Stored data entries
+---+

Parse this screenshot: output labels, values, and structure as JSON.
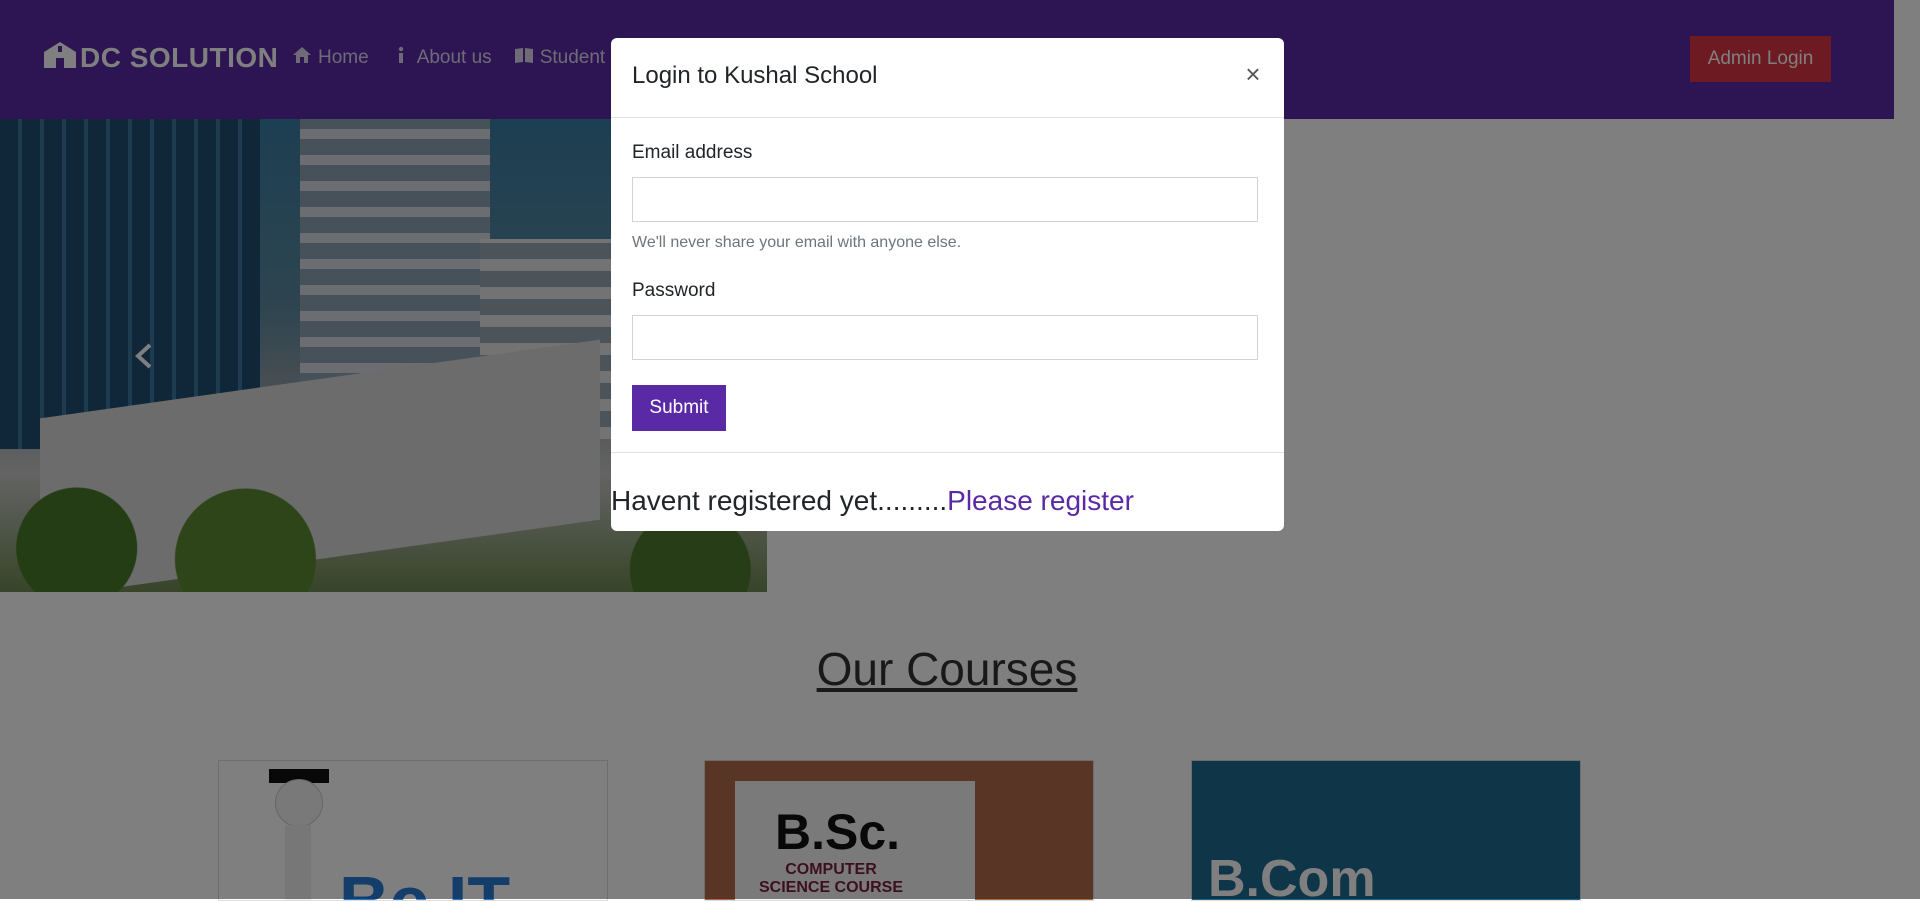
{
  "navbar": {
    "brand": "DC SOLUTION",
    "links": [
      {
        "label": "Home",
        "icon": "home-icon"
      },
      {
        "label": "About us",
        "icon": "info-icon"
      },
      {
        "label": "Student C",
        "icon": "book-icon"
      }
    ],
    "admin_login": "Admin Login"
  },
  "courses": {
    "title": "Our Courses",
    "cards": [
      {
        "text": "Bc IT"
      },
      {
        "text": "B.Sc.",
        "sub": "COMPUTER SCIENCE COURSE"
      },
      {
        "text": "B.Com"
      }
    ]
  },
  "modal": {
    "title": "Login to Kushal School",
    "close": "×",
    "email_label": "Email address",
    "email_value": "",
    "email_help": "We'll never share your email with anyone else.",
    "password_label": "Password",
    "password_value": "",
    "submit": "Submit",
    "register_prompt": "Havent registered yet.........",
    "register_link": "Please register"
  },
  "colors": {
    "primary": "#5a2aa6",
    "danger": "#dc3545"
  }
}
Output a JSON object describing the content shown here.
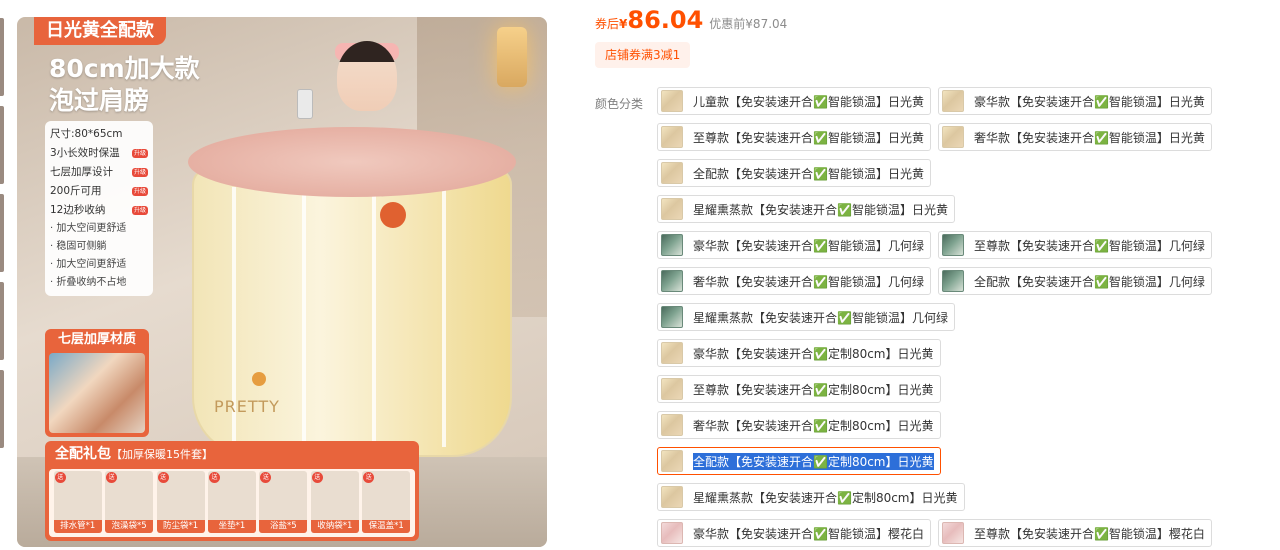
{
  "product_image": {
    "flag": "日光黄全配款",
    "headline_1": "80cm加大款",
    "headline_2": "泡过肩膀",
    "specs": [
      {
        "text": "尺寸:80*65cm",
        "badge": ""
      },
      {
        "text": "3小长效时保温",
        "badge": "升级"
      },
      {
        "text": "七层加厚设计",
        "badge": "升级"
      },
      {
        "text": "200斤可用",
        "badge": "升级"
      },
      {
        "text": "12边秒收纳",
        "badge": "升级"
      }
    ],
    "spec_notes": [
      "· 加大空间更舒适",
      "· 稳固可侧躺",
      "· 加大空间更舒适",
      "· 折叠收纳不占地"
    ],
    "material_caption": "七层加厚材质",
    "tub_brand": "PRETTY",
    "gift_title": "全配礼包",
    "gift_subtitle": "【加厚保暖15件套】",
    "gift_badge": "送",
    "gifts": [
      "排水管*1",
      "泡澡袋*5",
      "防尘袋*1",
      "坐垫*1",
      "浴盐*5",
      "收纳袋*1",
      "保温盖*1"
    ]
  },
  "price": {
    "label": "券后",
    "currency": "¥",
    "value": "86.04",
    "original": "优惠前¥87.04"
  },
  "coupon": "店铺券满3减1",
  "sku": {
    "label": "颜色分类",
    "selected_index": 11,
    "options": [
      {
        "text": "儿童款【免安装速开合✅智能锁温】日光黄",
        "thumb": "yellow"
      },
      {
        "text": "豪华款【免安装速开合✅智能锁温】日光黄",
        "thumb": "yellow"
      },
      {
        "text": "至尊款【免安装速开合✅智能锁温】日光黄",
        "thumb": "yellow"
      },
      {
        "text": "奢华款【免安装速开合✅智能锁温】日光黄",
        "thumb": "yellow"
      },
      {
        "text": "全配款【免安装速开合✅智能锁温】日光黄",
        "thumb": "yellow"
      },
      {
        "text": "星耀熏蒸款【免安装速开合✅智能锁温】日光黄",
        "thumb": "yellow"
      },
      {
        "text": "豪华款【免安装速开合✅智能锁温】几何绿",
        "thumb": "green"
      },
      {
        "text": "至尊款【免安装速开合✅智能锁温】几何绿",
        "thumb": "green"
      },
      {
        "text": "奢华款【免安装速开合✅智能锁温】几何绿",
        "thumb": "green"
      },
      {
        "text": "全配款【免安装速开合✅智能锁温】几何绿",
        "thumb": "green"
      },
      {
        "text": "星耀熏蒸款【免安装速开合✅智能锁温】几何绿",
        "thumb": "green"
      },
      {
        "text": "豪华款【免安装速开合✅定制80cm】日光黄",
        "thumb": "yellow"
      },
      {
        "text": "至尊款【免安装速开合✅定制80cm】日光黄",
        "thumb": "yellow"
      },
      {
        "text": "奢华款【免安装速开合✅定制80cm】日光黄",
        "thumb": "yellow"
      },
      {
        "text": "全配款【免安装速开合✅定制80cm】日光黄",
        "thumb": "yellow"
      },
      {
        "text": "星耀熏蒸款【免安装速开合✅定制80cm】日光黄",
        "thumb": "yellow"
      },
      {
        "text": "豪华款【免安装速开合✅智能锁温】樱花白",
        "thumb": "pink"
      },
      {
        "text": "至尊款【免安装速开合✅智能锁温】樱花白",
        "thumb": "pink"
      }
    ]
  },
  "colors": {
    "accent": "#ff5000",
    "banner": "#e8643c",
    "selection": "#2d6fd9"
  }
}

+---+

Written instruction:
Leave out the pictures and transcribe the entries above exactly.

Exercise output:
Parse this screenshot: output labels, values, and structure as JSON.
{
  "navbar": {
    "brand": "DC SOLUTION",
    "links": [
      {
        "label": "Home",
        "icon": "home-icon"
      },
      {
        "label": "About us",
        "icon": "info-icon"
      },
      {
        "label": "Student C",
        "icon": "book-icon"
      }
    ],
    "admin_login": "Admin Login"
  },
  "courses": {
    "title": "Our Courses",
    "cards": [
      {
        "text": "Bc IT"
      },
      {
        "text": "B.Sc.",
        "sub": "COMPUTER SCIENCE COURSE"
      },
      {
        "text": "B.Com"
      }
    ]
  },
  "modal": {
    "title": "Login to Kushal School",
    "close": "×",
    "email_label": "Email address",
    "email_value": "",
    "email_help": "We'll never share your email with anyone else.",
    "password_label": "Password",
    "password_value": "",
    "submit": "Submit",
    "register_prompt": "Havent registered yet.........",
    "register_link": "Please register"
  },
  "colors": {
    "primary": "#5a2aa6",
    "danger": "#dc3545"
  }
}
Output a JSON object describing the content shown here.
{
  "product_image": {
    "flag": "日光黄全配款",
    "headline_1": "80cm加大款",
    "headline_2": "泡过肩膀",
    "specs": [
      {
        "text": "尺寸:80*65cm",
        "badge": ""
      },
      {
        "text": "3小长效时保温",
        "badge": "升级"
      },
      {
        "text": "七层加厚设计",
        "badge": "升级"
      },
      {
        "text": "200斤可用",
        "badge": "升级"
      },
      {
        "text": "12边秒收纳",
        "badge": "升级"
      }
    ],
    "spec_notes": [
      "· 加大空间更舒适",
      "· 稳固可侧躺",
      "· 加大空间更舒适",
      "· 折叠收纳不占地"
    ],
    "material_caption": "七层加厚材质",
    "tub_brand": "PRETTY",
    "gift_title": "全配礼包",
    "gift_subtitle": "【加厚保暖15件套】",
    "gift_badge": "送",
    "gifts": [
      "排水管*1",
      "泡澡袋*5",
      "防尘袋*1",
      "坐垫*1",
      "浴盐*5",
      "收纳袋*1",
      "保温盖*1"
    ]
  },
  "price": {
    "label": "券后",
    "currency": "¥",
    "value": "86.04",
    "original": "优惠前¥87.04"
  },
  "coupon": "店铺券满3减1",
  "sku": {
    "label": "颜色分类",
    "selected_index": 11,
    "options": [
      {
        "text": "儿童款【免安装速开合✅智能锁温】日光黄",
        "thumb": "yellow"
      },
      {
        "text": "豪华款【免安装速开合✅智能锁温】日光黄",
        "thumb": "yellow"
      },
      {
        "text": "至尊款【免安装速开合✅智能锁温】日光黄",
        "thumb": "yellow"
      },
      {
        "text": "奢华款【免安装速开合✅智能锁温】日光黄",
        "thumb": "yellow"
      },
      {
        "text": "全配款【免安装速开合✅智能锁温】日光黄",
        "thumb": "yellow"
      },
      {
        "text": "星耀熏蒸款【免安装速开合✅智能锁温】日光黄",
        "thumb": "yellow"
      },
      {
        "text": "豪华款【免安装速开合✅智能锁温】几何绿",
        "thumb": "green"
      },
      {
        "text": "至尊款【免安装速开合✅智能锁温】几何绿",
        "thumb": "green"
      },
      {
        "text": "奢华款【免安装速开合✅智能锁温】几何绿",
        "thumb": "green"
      },
      {
        "text": "全配款【免安装速开合✅智能锁温】几何绿",
        "thumb": "green"
      },
      {
        "text": "星耀熏蒸款【免安装速开合✅智能锁温】几何绿",
        "thumb": "green"
      },
      {
        "text": "豪华款【免安装速开合✅定制80cm】日光黄",
        "thumb": "yellow"
      },
      {
        "text": "至尊款【免安装速开合✅定制80cm】日光黄",
        "thumb": "yellow"
      },
      {
        "text": "奢华款【免安装速开合✅定制80cm】日光黄",
        "thumb": "yellow"
      },
      {
        "text": "全配款【免安装速开合✅定制80cm】日光黄",
        "thumb": "yellow"
      },
      {
        "text": "星耀熏蒸款【免安装速开合✅定制80cm】日光黄",
        "thumb": "yellow"
      },
      {
        "text": "豪华款【免安装速开合✅智能锁温】樱花白",
        "thumb": "pink"
      },
      {
        "text": "至尊款【免安装速开合✅智能锁温】樱花白",
        "thumb": "pink"
      }
    ]
  },
  "colors": {
    "accent": "#ff5000",
    "banner": "#e8643c",
    "selection": "#2d6fd9"
  }
}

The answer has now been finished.